# Work instruction
Continue the profile of Caio Da Cruz from its last line.

# Excerpted passage
*** Block opens ***
Caio Da Cruz

Personal information
- Full name: Caio Da Cruz Oliveira Queiroz
- Date of birth: 13 March 2002 (age 23)
- Place of birth: Serra, Brazil
- Position(s): Forward

Team information
- Current team: Sesvete (on loan from Gorica)
- Number: 28

Youth career
- Rio Branco de Barcelona
- 0000–2019: Porto Vitória FC
- 2019: Vasco da Gama
- 2019–2021: Porto Vitória FC
- 2021: Gorica

Senior career*
- Years: Team / Apps / (Gls)
- 2021–: Gorica / 28 / (2)
- 2021: → Kurilovec (loan) / 7 / (5)
- 2023: → Dugopolje (loan) / 16 / (0)
- 2023–2024: → Radomlje (loan) / 30 / (2)
- 2024–: → Sesvete (loan) / 14 / (0)
*** Block closes ***
# Provided material
*** Block opens ***
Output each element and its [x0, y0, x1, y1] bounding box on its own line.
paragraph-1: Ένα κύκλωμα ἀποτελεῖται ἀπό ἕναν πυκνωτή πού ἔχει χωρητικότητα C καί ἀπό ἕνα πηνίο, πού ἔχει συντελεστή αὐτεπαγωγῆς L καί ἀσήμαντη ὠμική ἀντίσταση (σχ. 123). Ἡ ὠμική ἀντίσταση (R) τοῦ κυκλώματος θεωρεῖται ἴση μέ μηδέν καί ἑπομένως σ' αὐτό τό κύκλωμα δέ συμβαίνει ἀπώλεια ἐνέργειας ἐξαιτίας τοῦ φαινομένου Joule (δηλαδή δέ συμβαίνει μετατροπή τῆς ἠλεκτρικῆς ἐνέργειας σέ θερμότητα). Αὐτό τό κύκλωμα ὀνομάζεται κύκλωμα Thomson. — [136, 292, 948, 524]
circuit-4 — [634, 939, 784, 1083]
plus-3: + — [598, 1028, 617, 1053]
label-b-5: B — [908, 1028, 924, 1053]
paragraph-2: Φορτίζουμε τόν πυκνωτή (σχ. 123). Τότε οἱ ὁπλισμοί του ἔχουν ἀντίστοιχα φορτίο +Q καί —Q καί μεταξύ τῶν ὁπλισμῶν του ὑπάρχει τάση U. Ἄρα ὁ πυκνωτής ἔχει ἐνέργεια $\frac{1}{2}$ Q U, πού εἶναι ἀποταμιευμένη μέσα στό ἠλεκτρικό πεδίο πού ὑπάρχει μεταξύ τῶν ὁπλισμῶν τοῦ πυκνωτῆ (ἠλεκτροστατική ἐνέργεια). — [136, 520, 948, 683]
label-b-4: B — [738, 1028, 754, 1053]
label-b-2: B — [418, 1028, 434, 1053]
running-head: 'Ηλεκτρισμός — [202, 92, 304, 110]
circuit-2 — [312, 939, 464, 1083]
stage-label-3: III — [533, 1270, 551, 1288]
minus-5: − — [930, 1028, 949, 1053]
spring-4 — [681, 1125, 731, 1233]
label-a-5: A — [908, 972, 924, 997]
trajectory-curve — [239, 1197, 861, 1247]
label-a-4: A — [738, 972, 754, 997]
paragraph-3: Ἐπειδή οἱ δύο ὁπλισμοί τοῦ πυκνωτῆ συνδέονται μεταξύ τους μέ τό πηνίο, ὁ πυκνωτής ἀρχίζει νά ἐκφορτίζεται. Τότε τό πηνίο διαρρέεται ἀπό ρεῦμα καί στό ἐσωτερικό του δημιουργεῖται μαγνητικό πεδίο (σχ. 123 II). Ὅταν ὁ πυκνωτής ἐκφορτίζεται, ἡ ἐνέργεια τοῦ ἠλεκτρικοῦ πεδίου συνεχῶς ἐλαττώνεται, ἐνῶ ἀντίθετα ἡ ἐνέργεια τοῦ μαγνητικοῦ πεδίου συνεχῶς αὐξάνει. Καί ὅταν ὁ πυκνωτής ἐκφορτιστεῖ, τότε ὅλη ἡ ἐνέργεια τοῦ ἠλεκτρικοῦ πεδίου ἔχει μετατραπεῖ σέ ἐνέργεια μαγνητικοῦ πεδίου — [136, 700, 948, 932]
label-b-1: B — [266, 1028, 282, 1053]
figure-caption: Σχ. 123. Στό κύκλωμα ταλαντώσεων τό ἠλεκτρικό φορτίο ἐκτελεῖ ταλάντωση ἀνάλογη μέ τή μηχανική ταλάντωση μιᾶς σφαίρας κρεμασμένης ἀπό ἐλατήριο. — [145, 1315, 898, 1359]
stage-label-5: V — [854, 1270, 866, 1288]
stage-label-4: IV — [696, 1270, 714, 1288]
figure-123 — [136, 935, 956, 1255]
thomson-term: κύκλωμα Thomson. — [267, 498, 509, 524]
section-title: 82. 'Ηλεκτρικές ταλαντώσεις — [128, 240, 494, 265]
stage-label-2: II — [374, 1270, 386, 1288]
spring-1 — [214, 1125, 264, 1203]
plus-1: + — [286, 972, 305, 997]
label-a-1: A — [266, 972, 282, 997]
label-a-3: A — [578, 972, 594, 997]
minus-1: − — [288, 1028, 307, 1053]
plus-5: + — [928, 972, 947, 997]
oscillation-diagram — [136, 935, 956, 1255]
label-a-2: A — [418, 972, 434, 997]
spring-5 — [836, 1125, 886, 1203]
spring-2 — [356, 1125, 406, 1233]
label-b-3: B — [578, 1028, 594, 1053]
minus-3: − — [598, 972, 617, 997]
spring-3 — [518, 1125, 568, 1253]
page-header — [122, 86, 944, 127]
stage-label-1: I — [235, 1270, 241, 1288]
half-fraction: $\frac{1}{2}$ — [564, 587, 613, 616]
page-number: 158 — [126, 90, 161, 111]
*** Block closes ***
# Expected answer
= Caio Da Cruz =

Brazilian footballer (born 2002)

Caio Da Cruz Oliveira Queiroz (born 13 March 2002) is a Brazilian professional footballer who plays as a forward for Sesvete, on loan from Gorica of the Croatian Football League.

==Career==
Nine months after signing a contract with Croatian side Gorica until the summer of 2023, Caio Da Cruz impressed with his performances and extended his contract to the summer of 2025.